QUESTIONS ON THE MATERIAL:
1 – In the interview transcript about Magic's business ventures, what does the speaker say he is fascinated by?
2 – Pick up the interview transcript about Magic's business ventures after its last sentence and continue it.

Nestor Aparicio  10:42

Oh, I mean, so. So Baltimore has been a part of all of this. So, magic is now invested in here and in DC and in these, these urban communities, what has made him tick, I mean, the basketball side, I saw at Showtime, the leadership Pat, right, like all of that, I am fascinated by the entrepreneurship. And by you know, the dumb jock part of look, you play your dribble, you make your money, your spokesperson, you do TV, but the modern era of what Jordan has become, and I think what some other athletes I think of oddly are people of that era that had money and wealth, but but ownership of things that work, we hear the failed restaurants, the failed bars, the failed business, you know, that getting ripped off, like all of that magic has, over the last 3035 years, especially after the HIV part, not only lived a healthy life, which we were all concerned about years ago, but has has taken that next step to entrepreneurship that a lot of athletes dream about and talk about and, and quite frankly, fail at.

RECORDED DATA:
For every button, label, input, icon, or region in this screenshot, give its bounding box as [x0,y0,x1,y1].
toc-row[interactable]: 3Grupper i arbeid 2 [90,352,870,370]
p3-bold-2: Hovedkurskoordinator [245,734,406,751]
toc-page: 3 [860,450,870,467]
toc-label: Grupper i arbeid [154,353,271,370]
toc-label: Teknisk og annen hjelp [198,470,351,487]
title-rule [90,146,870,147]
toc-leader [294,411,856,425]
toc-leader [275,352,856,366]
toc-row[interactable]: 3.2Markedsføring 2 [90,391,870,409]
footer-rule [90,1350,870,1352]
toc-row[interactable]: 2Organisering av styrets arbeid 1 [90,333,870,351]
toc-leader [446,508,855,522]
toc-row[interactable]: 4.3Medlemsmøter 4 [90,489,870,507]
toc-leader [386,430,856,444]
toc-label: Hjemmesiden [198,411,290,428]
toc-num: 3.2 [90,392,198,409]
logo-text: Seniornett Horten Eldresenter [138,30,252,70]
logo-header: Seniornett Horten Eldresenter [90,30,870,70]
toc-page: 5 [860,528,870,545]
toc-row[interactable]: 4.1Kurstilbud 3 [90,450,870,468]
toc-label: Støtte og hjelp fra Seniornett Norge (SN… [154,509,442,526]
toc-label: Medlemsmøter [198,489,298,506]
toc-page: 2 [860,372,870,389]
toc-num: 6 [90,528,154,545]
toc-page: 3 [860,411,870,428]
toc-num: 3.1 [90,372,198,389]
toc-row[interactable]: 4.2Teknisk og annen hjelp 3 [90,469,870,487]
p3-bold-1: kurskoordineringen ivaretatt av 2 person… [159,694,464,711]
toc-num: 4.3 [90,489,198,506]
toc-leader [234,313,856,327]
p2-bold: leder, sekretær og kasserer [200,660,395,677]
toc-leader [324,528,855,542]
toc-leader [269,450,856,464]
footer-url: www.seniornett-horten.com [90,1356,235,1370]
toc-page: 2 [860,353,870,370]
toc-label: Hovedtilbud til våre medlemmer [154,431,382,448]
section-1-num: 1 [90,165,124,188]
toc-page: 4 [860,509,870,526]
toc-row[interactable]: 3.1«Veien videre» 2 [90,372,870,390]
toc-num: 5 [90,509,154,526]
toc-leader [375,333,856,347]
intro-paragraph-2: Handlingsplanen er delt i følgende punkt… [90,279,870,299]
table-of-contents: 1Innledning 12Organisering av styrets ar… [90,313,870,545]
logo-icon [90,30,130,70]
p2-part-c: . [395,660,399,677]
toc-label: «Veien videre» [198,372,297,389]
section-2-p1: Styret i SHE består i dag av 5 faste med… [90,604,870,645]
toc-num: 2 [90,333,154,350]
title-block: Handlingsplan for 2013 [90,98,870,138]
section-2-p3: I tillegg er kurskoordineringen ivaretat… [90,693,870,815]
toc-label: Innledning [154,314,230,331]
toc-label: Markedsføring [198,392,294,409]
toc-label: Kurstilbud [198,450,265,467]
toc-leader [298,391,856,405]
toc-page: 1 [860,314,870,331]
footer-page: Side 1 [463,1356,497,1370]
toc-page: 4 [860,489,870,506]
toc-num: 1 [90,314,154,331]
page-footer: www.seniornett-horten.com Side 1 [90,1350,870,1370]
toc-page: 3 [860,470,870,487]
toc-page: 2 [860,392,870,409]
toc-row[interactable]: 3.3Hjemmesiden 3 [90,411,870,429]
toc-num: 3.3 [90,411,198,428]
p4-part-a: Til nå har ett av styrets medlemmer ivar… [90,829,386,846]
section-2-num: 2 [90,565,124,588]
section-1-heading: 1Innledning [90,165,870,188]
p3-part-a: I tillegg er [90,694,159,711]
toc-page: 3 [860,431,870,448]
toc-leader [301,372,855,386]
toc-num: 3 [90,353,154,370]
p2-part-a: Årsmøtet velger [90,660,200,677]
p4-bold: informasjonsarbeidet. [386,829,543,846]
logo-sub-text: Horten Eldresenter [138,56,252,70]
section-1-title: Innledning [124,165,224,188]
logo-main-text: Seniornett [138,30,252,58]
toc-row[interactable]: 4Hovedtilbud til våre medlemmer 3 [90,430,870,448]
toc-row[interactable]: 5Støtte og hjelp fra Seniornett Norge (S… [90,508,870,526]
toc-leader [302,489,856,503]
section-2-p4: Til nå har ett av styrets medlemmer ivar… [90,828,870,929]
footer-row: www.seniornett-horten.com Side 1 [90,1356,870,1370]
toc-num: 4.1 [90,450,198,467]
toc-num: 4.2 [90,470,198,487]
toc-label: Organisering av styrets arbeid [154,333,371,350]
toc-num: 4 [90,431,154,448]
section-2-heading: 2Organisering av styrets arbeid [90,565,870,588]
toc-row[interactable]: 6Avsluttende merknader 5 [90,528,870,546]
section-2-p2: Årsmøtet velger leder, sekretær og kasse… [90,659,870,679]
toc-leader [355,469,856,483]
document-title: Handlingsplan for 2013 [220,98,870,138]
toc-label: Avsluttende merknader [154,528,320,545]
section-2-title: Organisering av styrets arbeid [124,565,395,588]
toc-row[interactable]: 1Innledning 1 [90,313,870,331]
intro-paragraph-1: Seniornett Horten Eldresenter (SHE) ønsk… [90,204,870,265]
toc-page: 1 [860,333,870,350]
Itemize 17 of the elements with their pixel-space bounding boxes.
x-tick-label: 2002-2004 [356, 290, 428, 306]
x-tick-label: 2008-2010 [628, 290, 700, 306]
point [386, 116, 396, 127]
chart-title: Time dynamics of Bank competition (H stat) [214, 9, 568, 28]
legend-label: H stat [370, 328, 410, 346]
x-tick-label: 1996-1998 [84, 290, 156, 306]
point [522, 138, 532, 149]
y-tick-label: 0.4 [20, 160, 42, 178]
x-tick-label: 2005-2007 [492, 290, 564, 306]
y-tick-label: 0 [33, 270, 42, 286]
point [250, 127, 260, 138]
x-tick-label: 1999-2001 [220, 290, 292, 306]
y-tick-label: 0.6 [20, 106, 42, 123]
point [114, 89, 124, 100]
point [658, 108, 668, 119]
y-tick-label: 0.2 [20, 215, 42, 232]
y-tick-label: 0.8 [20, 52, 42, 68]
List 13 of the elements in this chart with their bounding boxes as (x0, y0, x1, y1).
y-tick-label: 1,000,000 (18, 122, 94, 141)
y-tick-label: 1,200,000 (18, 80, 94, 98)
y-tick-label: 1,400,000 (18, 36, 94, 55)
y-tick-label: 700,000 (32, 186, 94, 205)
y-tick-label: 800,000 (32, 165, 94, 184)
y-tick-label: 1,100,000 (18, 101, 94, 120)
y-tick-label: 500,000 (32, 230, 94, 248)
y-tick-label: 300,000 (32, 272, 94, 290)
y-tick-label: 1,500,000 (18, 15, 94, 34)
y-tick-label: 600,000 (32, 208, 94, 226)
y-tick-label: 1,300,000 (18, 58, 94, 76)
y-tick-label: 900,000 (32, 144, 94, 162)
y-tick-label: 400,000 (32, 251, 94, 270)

EXERCISE RESPONSES:
1 – The entrepreneurship.

2 –
11:54

Yeah, you know, magic with him. It’s all organic. This is stuff he wanted to do as a kid. First of all, his old man was an auto worker in Lansing, Michigan. And the old man had a trash hauling business on the side magic and his brothers had to work on it. But magic clean the offices there are two black businessman who are very successful in Lansing. Magic idolized both of them. The other organic part of it is he sat in the theaters on Saturday mornings, in Lansing, and he just absolutely loved movie houses. And so all of this is very organic. But you know, his first big money now that he’s a billionaire, we can look back and see that his first big money came out of the Dream Team, suddenly, and this is not a story known to most Americans. But suddenly, after the Dream Team, there was this tremendous demand globally for American basketball. And here he comes with the Magic Johnson all stars, and he is traveling all over the place putting his guys in Lear jets. He’s playing on every continent, maybe even an article, but I mean, they’re everywhere.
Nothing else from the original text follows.